**Source extract:**
____________

Connecting to dl.fbaipublicfiles.com (dl.fbaipublicfiles.com)|18.165.83.79|:443... connected.
HTTP request sent, awaiting response... 200 OK
Length: 4496459151 (4.2G) [application/octet-stream]
Saving to: ‘cc.ru.300.bin.gz’


2024-07-22 02:23:08 (23.5 MB/s) - ‘cc.ru.300.bin.gz’ saved [4496459151/4496459151]

gzip: cc.ru.300.bin already exists; do you wish to overwrite (y or n)? 

In [None]:
# Load FastText model for Russian
ft_model_path = 'cc.ru.300.bin'
ft_model = fasttext.load_model(ft_model_path)

In [None]:
from google.colab import drive
drive.mount('/content/drive')

In [None]:
# Read CSV files
drk = pd.read_csv('/content/drive/MyDrive/Team1_Summer_Hackathon/Data/merged_drk_df.csv')
cmk = pd.read_csv('/content/drive/MyDrive/Team1_Summer_Hackathon/Data/merged_cmk_df.csv')
ftl = pd.read_csv('/content/drive/MyDrive/Team1_Summer_Hackathon/Data/merged_ftl_df.csv')
otr = pd.read_csv('/content/drive/MyDrive/Team1_Summer_Hackathon/Data/merged_otr_df.csv')
ft = pd.read_csv('/content/drive/MyDrive/Team1_Summer_Hackathon/Data/merged_ft_df.csv')

In [None]:
# Concatenate the dataframes
df = pd.concat([drk, cmk, ftl, otr, ft], ignore_index=True)

In [None]:
# Read abbreviation CSV and convert to dictionary
abbr = pd.read_csv('/content/drive/MyDrive/Team1_Summer_Hackathon/Data/abbr.csv')
abbr.columns = ['abbr', 'full']

In [None]:
# Download necessary NLTK data
nltk.download('punkt')
nltk.download('stopwords')
russian_stopwords = set(stopwords.words('russian'))

In [None]:
# Define function to clean text
def clean_text(text):
    # Remove punctuation
    text = re.sub(r'[^\w\s]', '', text)
    # Convert text to lowercase
    text = text.lower()

    # Tokenize the text
    tokens = word_tokenize(text)

    # Remove stopwords
    tokens = [token for token in tokens if token not in russian_stopwords]

    # Lemmatize the text using SpaCy
    doc = nlp(' '.join(tokens))
    lemmatized_text = ' '.join(token.lemma_ for token in doc if not token.is_stop)

    return lemmatized_text

In [None]:
# Initialize synonyms cache
synonyms_cache = abbr.set_index('full')['abbr'].to_dict()

# Define function to get synonyms
def get_synonyms(word):
    if word not in synonyms_cache:
        parsed_word = morph.parse(word)
        if parsed_word:
            base_form = parsed_word[0].normal_form
            synonyms_cache[word] = [base_form]
        else:
            synonyms_cache[word] = []
    return synonyms_cache[word]

In [None]:
# Define function to expand text with synonyms
def expand_with_synonyms(text):
    tokenized = text.split()
    expanded_text = []
    for token in tokenized:
        expanded_text.append(token)

____________

**Record extracts:**
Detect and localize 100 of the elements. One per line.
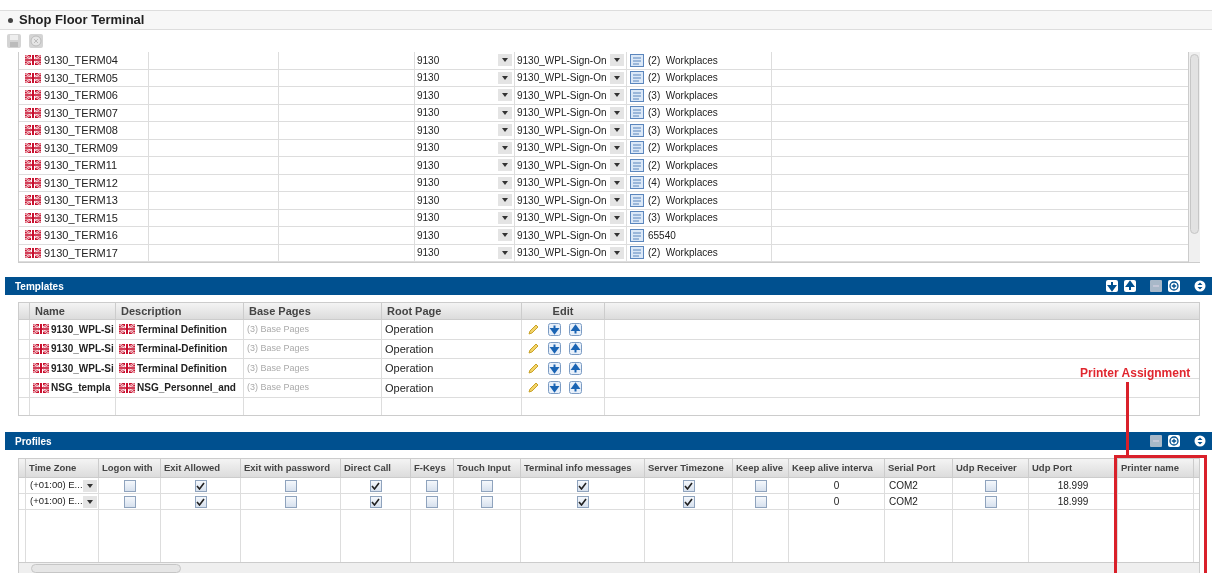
list-icon[interactable]	[630, 141, 644, 155]
workplaces-link[interactable]: (3) Workplaces	[648, 87, 718, 103]
list-icon[interactable]	[630, 176, 644, 190]
list-icon[interactable]	[630, 193, 644, 207]
dropdown-caret-icon[interactable]	[498, 246, 512, 259]
column-header[interactable]: Serial Port	[888, 460, 936, 476]
dropdown-caret-icon[interactable]	[498, 229, 512, 242]
workplaces-link[interactable]: (3) Workplaces	[648, 122, 718, 138]
move-down-icon[interactable]	[548, 381, 561, 395]
move-up-icon[interactable]	[569, 342, 582, 356]
checkbox[interactable]	[284, 495, 297, 508]
scrollbar-thumb[interactable]	[31, 563, 181, 573]
dropdown-caret-icon[interactable]	[498, 71, 512, 84]
column-header[interactable]: Direct Call	[344, 460, 391, 476]
workplaces-link[interactable]: (2) Workplaces	[648, 245, 718, 261]
column-header[interactable]: Terminal info messages	[524, 460, 632, 476]
column-header[interactable]: Printer name	[1121, 460, 1180, 476]
dropdown-caret-icon[interactable]	[610, 124, 624, 137]
list-icon[interactable]	[630, 123, 644, 137]
list-icon[interactable]	[630, 158, 644, 172]
collapse-icon[interactable]	[1194, 280, 1206, 292]
workplaces-link[interactable]: (4) Workplaces	[648, 175, 718, 191]
dropdown-caret-icon[interactable]	[610, 176, 624, 189]
workplaces-link[interactable]: (2) Workplaces	[648, 192, 718, 208]
dropdown-caret-icon[interactable]	[610, 71, 624, 84]
column-header[interactable]: Description	[121, 302, 182, 320]
dropdown-caret-icon[interactable]	[610, 194, 624, 207]
checkbox[interactable]	[426, 495, 438, 508]
dropdown-caret-icon[interactable]	[498, 194, 512, 207]
list-icon[interactable]	[630, 88, 644, 102]
column-header[interactable]: Server Timezone	[648, 460, 724, 476]
dropdown-caret-icon[interactable]	[82, 479, 97, 492]
dropdown-caret-icon[interactable]	[610, 106, 624, 119]
column-header[interactable]: Udp Receiver	[956, 460, 1017, 476]
move-down-icon[interactable]	[548, 342, 561, 356]
column-header[interactable]: Edit	[552, 302, 574, 320]
dropdown-caret-icon[interactable]	[610, 54, 624, 67]
checkbox[interactable]	[426, 479, 438, 492]
dropdown-caret-icon[interactable]	[610, 246, 624, 259]
dropdown-caret-icon[interactable]	[498, 54, 512, 67]
column-header[interactable]: Keep alive	[736, 460, 783, 476]
workplaces-link[interactable]: (3) Workplaces	[648, 210, 718, 226]
workplaces-link[interactable]: (2) Workplaces	[648, 140, 718, 156]
dropdown-caret-icon[interactable]	[610, 211, 624, 224]
checkbox[interactable]	[194, 479, 207, 492]
column-header[interactable]: Time Zone	[29, 460, 77, 476]
checkbox[interactable]	[481, 495, 493, 508]
workplaces-link[interactable]: (3) Workplaces	[648, 105, 718, 121]
list-icon[interactable]	[630, 228, 644, 242]
scrollbar[interactable]	[1188, 52, 1200, 262]
column-header[interactable]: F-Keys	[414, 460, 446, 476]
move-up-icon[interactable]	[569, 381, 582, 395]
checkbox[interactable]	[682, 495, 695, 508]
dropdown-caret-icon[interactable]	[498, 106, 512, 119]
workplaces-link[interactable]: 65540	[648, 227, 676, 243]
move-down-icon[interactable]	[548, 361, 561, 375]
move-down-icon[interactable]	[1106, 280, 1118, 292]
checkbox[interactable]	[576, 495, 589, 508]
list-icon[interactable]	[630, 246, 644, 260]
column-header[interactable]: Root Page	[387, 302, 442, 320]
column-header[interactable]: Logon with	[102, 460, 153, 476]
checkbox[interactable]	[194, 495, 207, 508]
dropdown-caret-icon[interactable]	[498, 176, 512, 189]
list-icon[interactable]	[630, 106, 644, 120]
column-header[interactable]: Exit Allowed	[164, 460, 221, 476]
move-up-icon[interactable]	[1124, 280, 1136, 292]
checkbox[interactable]	[984, 479, 997, 492]
column-header[interactable]: Exit with password	[244, 460, 331, 476]
dropdown-caret-icon[interactable]	[498, 159, 512, 172]
add-icon[interactable]	[1168, 435, 1180, 447]
checkbox[interactable]	[481, 479, 493, 492]
checkbox[interactable]	[123, 479, 136, 492]
column-header[interactable]: Udp Port	[1032, 460, 1073, 476]
checkbox[interactable]	[754, 495, 767, 508]
dropdown-caret-icon[interactable]	[498, 89, 512, 102]
dropdown-caret-icon[interactable]	[610, 159, 624, 172]
dropdown-caret-icon[interactable]	[610, 89, 624, 102]
checkbox[interactable]	[369, 495, 382, 508]
workplaces-link[interactable]: (2) Workplaces	[648, 52, 718, 68]
checkbox[interactable]	[682, 479, 695, 492]
checkbox[interactable]	[984, 495, 997, 508]
move-down-icon[interactable]	[548, 322, 561, 336]
dropdown-caret-icon[interactable]	[610, 229, 624, 242]
list-icon[interactable]	[630, 53, 644, 67]
move-up-icon[interactable]	[569, 361, 582, 375]
checkbox[interactable]	[576, 479, 589, 492]
column-header[interactable]: Keep alive interva	[792, 460, 873, 476]
collapse-icon[interactable]	[1194, 435, 1206, 447]
scrollbar[interactable]	[19, 562, 1199, 573]
workplaces-link[interactable]: (2) Workplaces	[648, 70, 718, 86]
workplaces-link[interactable]: (2) Workplaces	[648, 157, 718, 173]
column-header[interactable]: Name	[35, 302, 65, 320]
checkbox[interactable]	[754, 479, 767, 492]
checkbox[interactable]	[123, 495, 136, 508]
dropdown-caret-icon[interactable]	[498, 211, 512, 224]
dropdown-caret-icon[interactable]	[498, 141, 512, 154]
scrollbar-thumb[interactable]	[1190, 54, 1199, 234]
dropdown-caret-icon[interactable]	[498, 124, 512, 137]
checkbox[interactable]	[284, 479, 297, 492]
column-header[interactable]: Touch Input	[457, 460, 511, 476]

____________

**Stated problem:**
According to the code excerpt, how large is the downloaded file cc.ru.300.bin.gz? Rely only on the code excerpt, not on the material.

**Correct response:**
4496459151 bytes (4.2G)